● **Set task**
Identify the lines bearing the string "已经振动" and gather them.
-------- Entries --------
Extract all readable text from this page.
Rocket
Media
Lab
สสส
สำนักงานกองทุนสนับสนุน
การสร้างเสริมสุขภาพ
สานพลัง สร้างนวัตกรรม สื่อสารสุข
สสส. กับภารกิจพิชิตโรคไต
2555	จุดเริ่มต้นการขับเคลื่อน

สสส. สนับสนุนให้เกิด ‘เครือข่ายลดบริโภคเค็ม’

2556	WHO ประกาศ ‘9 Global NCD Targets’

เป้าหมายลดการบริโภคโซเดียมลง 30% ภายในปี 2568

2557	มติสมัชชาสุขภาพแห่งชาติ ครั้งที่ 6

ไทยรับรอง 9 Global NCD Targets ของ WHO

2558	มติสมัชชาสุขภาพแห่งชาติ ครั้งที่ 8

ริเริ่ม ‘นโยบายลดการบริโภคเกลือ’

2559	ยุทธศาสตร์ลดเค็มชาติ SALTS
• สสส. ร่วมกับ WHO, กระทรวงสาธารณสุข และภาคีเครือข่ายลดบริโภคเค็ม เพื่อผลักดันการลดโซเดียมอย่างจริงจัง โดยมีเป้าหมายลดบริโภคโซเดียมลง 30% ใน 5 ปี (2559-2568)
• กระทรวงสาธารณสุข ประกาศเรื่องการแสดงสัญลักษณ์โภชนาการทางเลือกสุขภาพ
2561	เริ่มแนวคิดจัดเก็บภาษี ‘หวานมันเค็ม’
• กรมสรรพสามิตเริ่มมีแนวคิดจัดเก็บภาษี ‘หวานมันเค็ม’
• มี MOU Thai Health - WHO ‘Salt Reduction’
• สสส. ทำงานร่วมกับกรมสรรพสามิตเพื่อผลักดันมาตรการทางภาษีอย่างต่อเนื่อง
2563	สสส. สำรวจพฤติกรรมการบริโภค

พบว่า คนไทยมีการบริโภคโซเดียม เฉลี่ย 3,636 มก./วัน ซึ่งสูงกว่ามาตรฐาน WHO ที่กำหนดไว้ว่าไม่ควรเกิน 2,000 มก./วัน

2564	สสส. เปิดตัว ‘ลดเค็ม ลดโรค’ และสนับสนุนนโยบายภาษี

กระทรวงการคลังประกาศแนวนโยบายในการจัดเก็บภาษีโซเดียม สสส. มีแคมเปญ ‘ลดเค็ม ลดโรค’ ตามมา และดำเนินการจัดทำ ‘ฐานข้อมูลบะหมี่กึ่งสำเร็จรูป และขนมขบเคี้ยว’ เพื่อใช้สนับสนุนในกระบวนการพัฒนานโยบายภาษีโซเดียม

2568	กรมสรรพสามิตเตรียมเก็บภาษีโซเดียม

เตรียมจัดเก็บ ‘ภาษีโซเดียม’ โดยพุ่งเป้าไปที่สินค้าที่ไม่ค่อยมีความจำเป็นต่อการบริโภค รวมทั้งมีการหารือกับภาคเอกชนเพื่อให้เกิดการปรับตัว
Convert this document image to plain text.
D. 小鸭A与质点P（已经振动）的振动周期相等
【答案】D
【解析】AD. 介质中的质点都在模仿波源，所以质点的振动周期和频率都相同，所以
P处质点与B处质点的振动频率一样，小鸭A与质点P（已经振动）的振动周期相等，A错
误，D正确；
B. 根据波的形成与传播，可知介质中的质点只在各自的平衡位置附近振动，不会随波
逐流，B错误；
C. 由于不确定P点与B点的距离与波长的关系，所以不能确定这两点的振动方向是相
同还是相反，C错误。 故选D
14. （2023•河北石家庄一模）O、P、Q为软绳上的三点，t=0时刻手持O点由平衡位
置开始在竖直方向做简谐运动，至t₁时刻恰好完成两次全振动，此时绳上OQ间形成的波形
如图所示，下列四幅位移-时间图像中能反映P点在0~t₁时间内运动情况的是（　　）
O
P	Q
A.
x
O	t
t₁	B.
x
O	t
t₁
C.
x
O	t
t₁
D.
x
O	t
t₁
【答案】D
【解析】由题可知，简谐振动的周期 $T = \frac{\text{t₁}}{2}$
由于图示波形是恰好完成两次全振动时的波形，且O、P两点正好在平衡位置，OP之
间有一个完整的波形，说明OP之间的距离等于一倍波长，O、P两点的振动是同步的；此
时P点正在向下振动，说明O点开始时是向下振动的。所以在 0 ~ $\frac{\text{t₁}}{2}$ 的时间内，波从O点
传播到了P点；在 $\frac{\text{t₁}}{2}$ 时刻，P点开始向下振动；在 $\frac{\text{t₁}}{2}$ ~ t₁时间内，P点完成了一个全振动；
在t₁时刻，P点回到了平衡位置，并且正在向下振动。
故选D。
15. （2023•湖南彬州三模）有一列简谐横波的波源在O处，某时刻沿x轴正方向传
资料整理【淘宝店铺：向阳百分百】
--------
● **Output for this exercise**
D. 小鸭A与质点P（已经振动）的振动周期相等
P处质点与B处质点的振动频率一样，小鸭A与质点P（已经振动）的振动周期相等，A错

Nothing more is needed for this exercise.